» Problem to solve
Repeat every entry word for word, skipping the pictures.

────

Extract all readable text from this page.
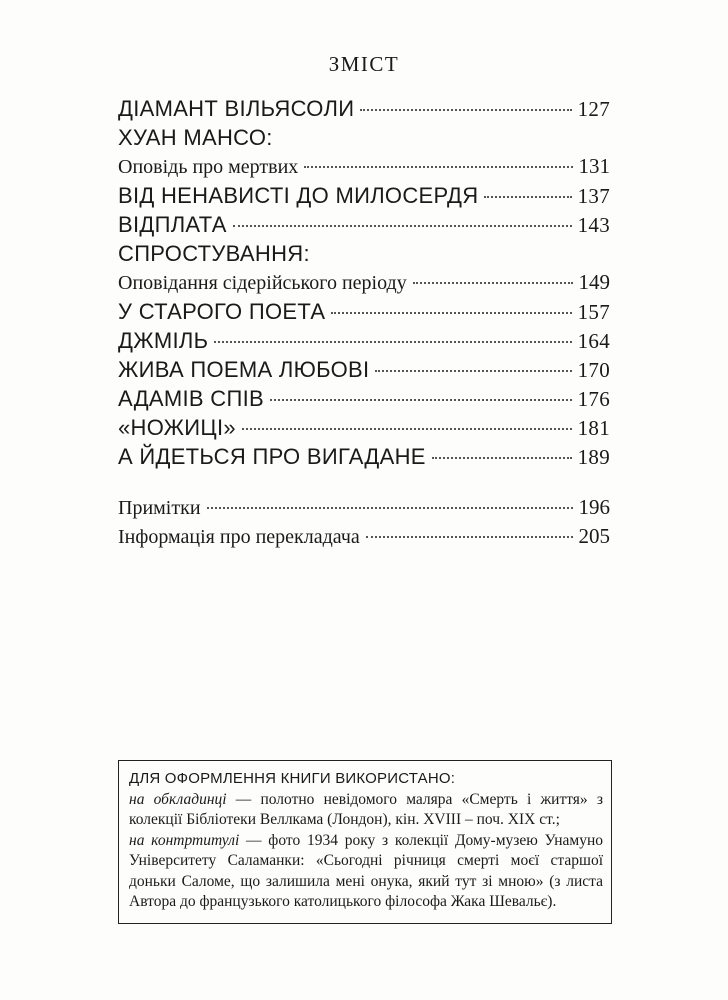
ЗМІСТ
ДІАМАНТ ВІЛЬЯСОЛИ	127
ХУАН МАНСО:
Оповідь про мертвих	131
ВІД НЕНАВИСТІ ДО МИЛОСЕРДЯ	137
ВІДПЛАТА	143
СПРОСТУВАННЯ:
Оповідання сідерійського періоду	149
У СТАРОГО ПОЕТА	157
ДЖМІЛЬ	164
ЖИВА ПОЕМА ЛЮБОВІ	170
АДАМІВ СПІВ	176
«НОЖИЦІ»	181
А ЙДЕТЬСЯ ПРО ВИГАДАНЕ	189
Примітки	196
Інформація про перекладача	205
ДЛЯ ОФОРМЛЕННЯ КНИГИ ВИКОРИСТАНО:
на обкладинці — полотно невідомого маляра «Смерть і життя» з колекції Бібліотеки Веллкама (Лондон), кін. XVIII – поч. XIX ст.;
на контртитулі — фото 1934 року з колекції Дому-музею Унамуно Університету Саламанки: «Сьогодні річниця смерті моєї старшої доньки Саломе, що залишила мені онука, який тут зі мною» (з листа Автора до французького католицького філософа Жака Шевальє).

────

» Reply to the exercise
Extract all readable text from this page.
ЗМІСТ
ДІАМАНТ ВІЛЬЯСОЛИ	127
ХУАН МАНСО:
Оповідь про мертвих	131
ВІД НЕНАВИСТІ ДО МИЛОСЕРДЯ	137
ВІДПЛАТА	143
СПРОСТУВАННЯ:
Оповідання сідерійського періоду	149
У СТАРОГО ПОЕТА	157
ДЖМІЛЬ	164
ЖИВА ПОЕМА ЛЮБОВІ	170
АДАМІВ СПІВ	176
«НОЖИЦІ»	181
А ЙДЕТЬСЯ ПРО ВИГАДАНЕ	189
Примітки	196
Інформація про перекладача	205
ДЛЯ ОФОРМЛЕННЯ КНИГИ ВИКОРИСТАНО:
на обкладинці — полотно невідомого маляра «Смерть і життя» з колекції Бібліотеки Веллкама (Лондон), кін. XVIII – поч. XIX ст.;
на контртитулі — фото 1934 року з колекції Дому-музею Унамуно Університету Саламанки: «Сьогодні річниця смерті моєї старшої доньки Саломе, що залишила мені онука, який тут зі мною» (з листа Автора до французького католицького філософа Жака Шевальє).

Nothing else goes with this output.